(What you will do): Scan the lines below for the string "capacity" and report how many lines contain it, giving only the number.

(Recorded information):
::::

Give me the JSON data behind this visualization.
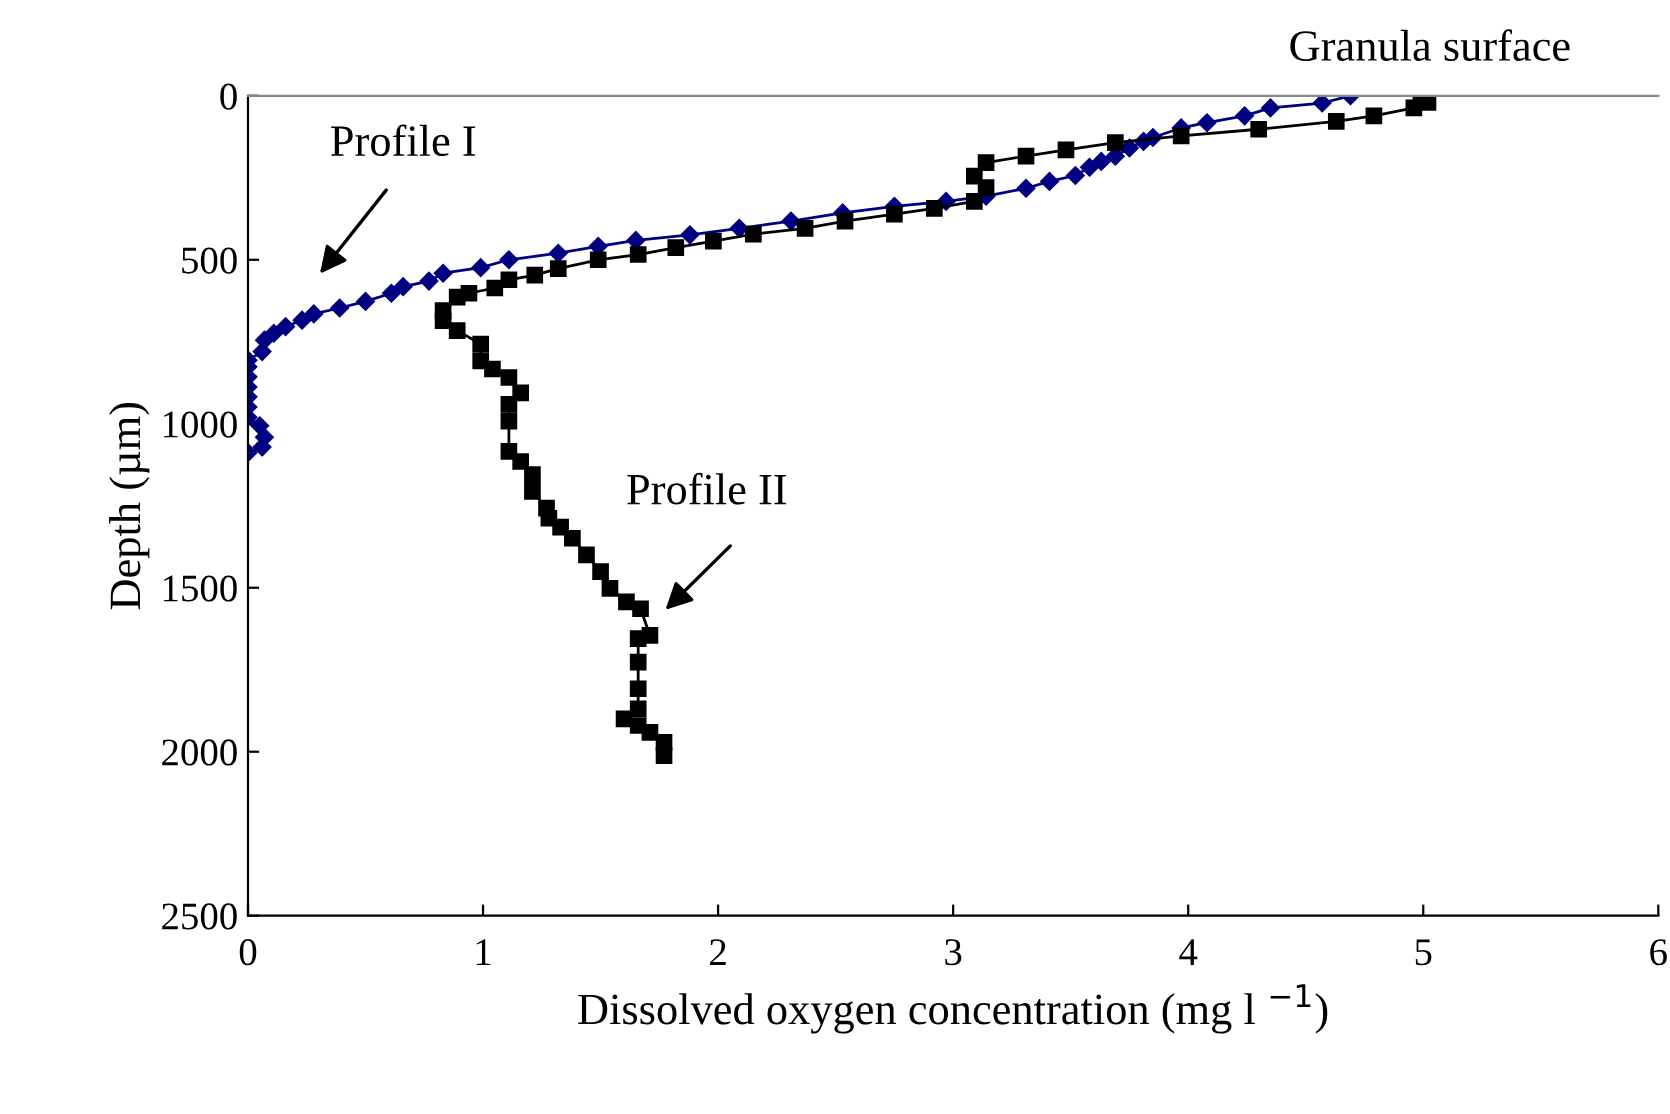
{
  "chart_data": {
    "type": "line",
    "xlabel": "Dissolved oxygen concentration (mg l $^{−1}$)",
    "ylabel": "Depth (µm)",
    "xlim": [
      0,
      6
    ],
    "xticks": [
      0,
      1,
      2,
      3,
      4,
      5,
      6
    ],
    "ylim": [
      2500,
      0
    ],
    "yticks": [
      0,
      500,
      1000,
      1500,
      2000,
      2500
    ],
    "grid": false,
    "legend": false,
    "series": [
      {
        "color": "#000080",
        "marker": "diamond",
        "x": [
          4.69,
          4.57,
          4.35,
          4.24,
          4.08,
          3.97,
          3.85,
          3.81,
          3.75,
          3.69,
          3.63,
          3.58,
          3.52,
          3.41,
          3.31,
          3.14,
          2.97,
          2.75,
          2.53,
          2.31,
          2.09,
          1.88,
          1.65,
          1.49,
          1.32,
          1.11,
          0.99,
          0.83,
          0.77,
          0.66,
          0.61,
          0.5,
          0.39,
          0.28,
          0.23,
          0.16,
          0.11,
          0.07,
          0.06,
          0.0,
          0.0,
          0.0,
          0.0,
          0.0,
          0.0,
          0.0,
          0.05,
          0.07,
          0.06,
          0.0
        ],
        "values": [
          0,
          22,
          37,
          61,
          82,
          98,
          127,
          139,
          159,
          184,
          200,
          218,
          243,
          261,
          282,
          306,
          322,
          337,
          357,
          382,
          404,
          424,
          441,
          459,
          480,
          500,
          524,
          541,
          565,
          582,
          602,
          627,
          647,
          665,
          684,
          704,
          724,
          745,
          780,
          806,
          826,
          857,
          888,
          918,
          949,
          980,
          1006,
          1041,
          1071,
          1088
        ]
      },
      {
        "color": "#000000",
        "marker": "square",
        "x": [
          4.99,
          5.02,
          4.96,
          4.79,
          4.63,
          4.3,
          3.97,
          3.69,
          3.48,
          3.31,
          3.14,
          3.09,
          3.14,
          3.09,
          2.92,
          2.75,
          2.54,
          2.37,
          2.15,
          1.98,
          1.82,
          1.66,
          1.49,
          1.32,
          1.22,
          1.11,
          1.05,
          0.94,
          0.89,
          0.83,
          0.83,
          0.89,
          0.99,
          0.99,
          1.04,
          1.11,
          1.16,
          1.11,
          1.11,
          1.11,
          1.16,
          1.21,
          1.21,
          1.27,
          1.28,
          1.33,
          1.38,
          1.44,
          1.5,
          1.54,
          1.61,
          1.67,
          1.71,
          1.66,
          1.66,
          1.66,
          1.66,
          1.6,
          1.66,
          1.71,
          1.77,
          1.77
        ],
        "values": [
          0,
          20,
          37,
          61,
          78,
          102,
          122,
          143,
          165,
          184,
          204,
          245,
          280,
          322,
          343,
          361,
          382,
          404,
          422,
          443,
          463,
          484,
          500,
          527,
          547,
          561,
          586,
          602,
          614,
          655,
          686,
          716,
          757,
          808,
          833,
          859,
          906,
          941,
          992,
          1084,
          1115,
          1155,
          1206,
          1257,
          1288,
          1315,
          1349,
          1400,
          1451,
          1502,
          1543,
          1564,
          1645,
          1655,
          1727,
          1808,
          1869,
          1900,
          1920,
          1941,
          1971,
          2012
        ]
      }
    ],
    "annotations": [
      "Profile I",
      "Profile II",
      "Granula surface"
    ]
  }
}
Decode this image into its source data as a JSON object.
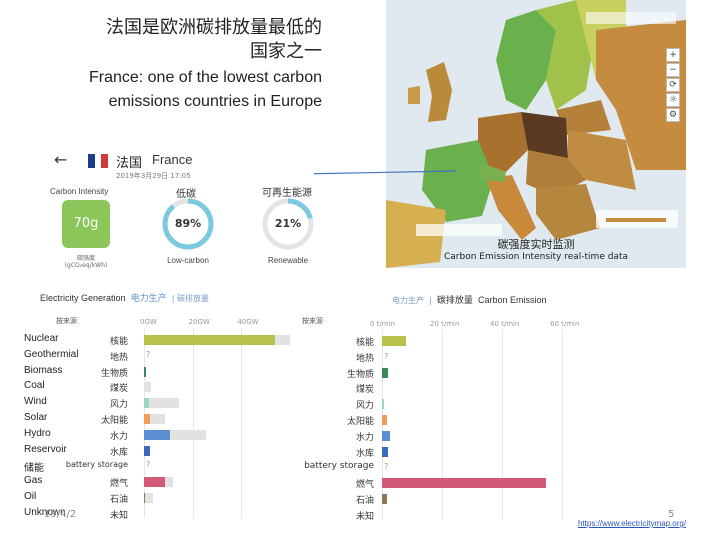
{
  "slide": {
    "title_cn_line1": "法国是欧洲碳排放量最低的",
    "title_cn_line2": "国家之一",
    "title_en_line1": "France: one of the lowest carbon",
    "title_en_line2": "emissions countries in Europe",
    "date": "19/4/2",
    "page_number": "5",
    "url": "https://www.electricitymap.org/"
  },
  "map": {
    "caption_cn": "碳强度实时监测",
    "caption_en": "Carbon Emission Intensity real-time data",
    "tools": [
      "+",
      "−",
      "⟳",
      "☼",
      "⚙"
    ]
  },
  "country": {
    "name_cn": "法国",
    "name_en": "France",
    "date": "2019年3月29日 17:05",
    "carbon_intensity_label": "Carbon Intensity",
    "carbon_intensity_value": "70g",
    "carbon_unit_line1": "碳强度",
    "carbon_unit_line2": "(gCO₂eq/kWh)",
    "low_carbon_label_cn": "低碳",
    "low_carbon_value": "89%",
    "low_carbon_fraction": 0.89,
    "low_carbon_label_en": "Low-carbon",
    "renewable_label_cn": "可再生能源",
    "renewable_value": "21%",
    "renewable_fraction": 0.21,
    "renewable_label_en": "Renewable"
  },
  "generation_panel": {
    "title_en": "Electricity Generation",
    "title_cn_active": "电力生产",
    "title_cn_other": "碳排放量",
    "sort_label": "按来源",
    "ticks": [
      "0GW",
      "20GW",
      "40GW"
    ],
    "max": 60,
    "rows": [
      {
        "en": "Nuclear",
        "cn": "核能",
        "value": 54,
        "capacity": 60,
        "color": "#b8c24a"
      },
      {
        "en": "Geothermial",
        "cn": "地热",
        "value": null,
        "capacity": 0,
        "color": "#cccccc"
      },
      {
        "en": "Biomass",
        "cn": "生物质",
        "value": 0.8,
        "capacity": 1.0,
        "color": "#3a8a5a"
      },
      {
        "en": "Coal",
        "cn": "煤炭",
        "value": 0,
        "capacity": 3,
        "color": "#777777"
      },
      {
        "en": "Wind",
        "cn": "风力",
        "value": 2,
        "capacity": 14.5,
        "color": "#9dd5c8"
      },
      {
        "en": "Solar",
        "cn": "太阳能",
        "value": 2.5,
        "capacity": 8.5,
        "color": "#f39b5b"
      },
      {
        "en": "Hydro",
        "cn": "水力",
        "value": 10.5,
        "capacity": 25.5,
        "color": "#5a8ed0"
      },
      {
        "en": "Reservoir",
        "cn": "水库",
        "value": 2.5,
        "capacity": 2.5,
        "color": "#3a6ab8"
      },
      {
        "en": "储能",
        "cn": "battery storage",
        "value": null,
        "capacity": 0,
        "color": "#cccccc"
      },
      {
        "en": "Gas",
        "cn": "燃气",
        "value": 8.5,
        "capacity": 12,
        "color": "#d05a78"
      },
      {
        "en": "Oil",
        "cn": "石油",
        "value": 0.3,
        "capacity": 3.5,
        "color": "#8a7a5a"
      },
      {
        "en": "Unknown",
        "cn": "未知",
        "value": 0,
        "capacity": 0,
        "color": "#cccccc"
      }
    ]
  },
  "emission_panel": {
    "title_cn_other": "电力生产",
    "title_cn_active": "碳排放量",
    "title_en": "Carbon Emission",
    "sort_label": "按来源",
    "ticks": [
      "0 t/min",
      "20 t/min",
      "40 t/min",
      "60 t/min"
    ],
    "max": 60,
    "rows": [
      {
        "cn": "核能",
        "value": 8,
        "color": "#b8c24a"
      },
      {
        "cn": "地热",
        "value": null,
        "color": "#cccccc"
      },
      {
        "cn": "生物质",
        "value": 2,
        "color": "#3a8a5a"
      },
      {
        "cn": "煤炭",
        "value": 0,
        "color": "#777777"
      },
      {
        "cn": "风力",
        "value": 0.3,
        "color": "#9dd5c8"
      },
      {
        "cn": "太阳能",
        "value": 1.5,
        "color": "#f39b5b"
      },
      {
        "cn": "水力",
        "value": 2.5,
        "color": "#5a8ed0"
      },
      {
        "cn": "水库",
        "value": 2,
        "color": "#3a6ab8"
      },
      {
        "cn": "battery storage",
        "value": null,
        "color": "#cccccc"
      },
      {
        "cn": "燃气",
        "value": 54.5,
        "color": "#d05a78"
      },
      {
        "cn": "石油",
        "value": 1.5,
        "color": "#8a7a5a"
      },
      {
        "cn": "未知",
        "value": 0,
        "color": "#cccccc"
      }
    ]
  }
}
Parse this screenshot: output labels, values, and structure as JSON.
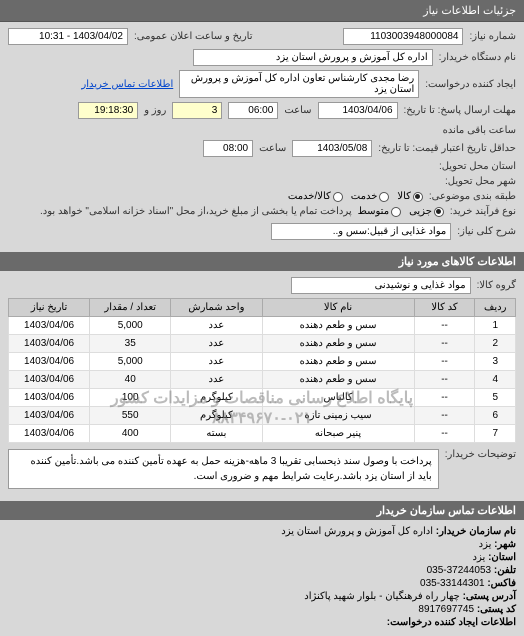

::::

(Exercise result): 12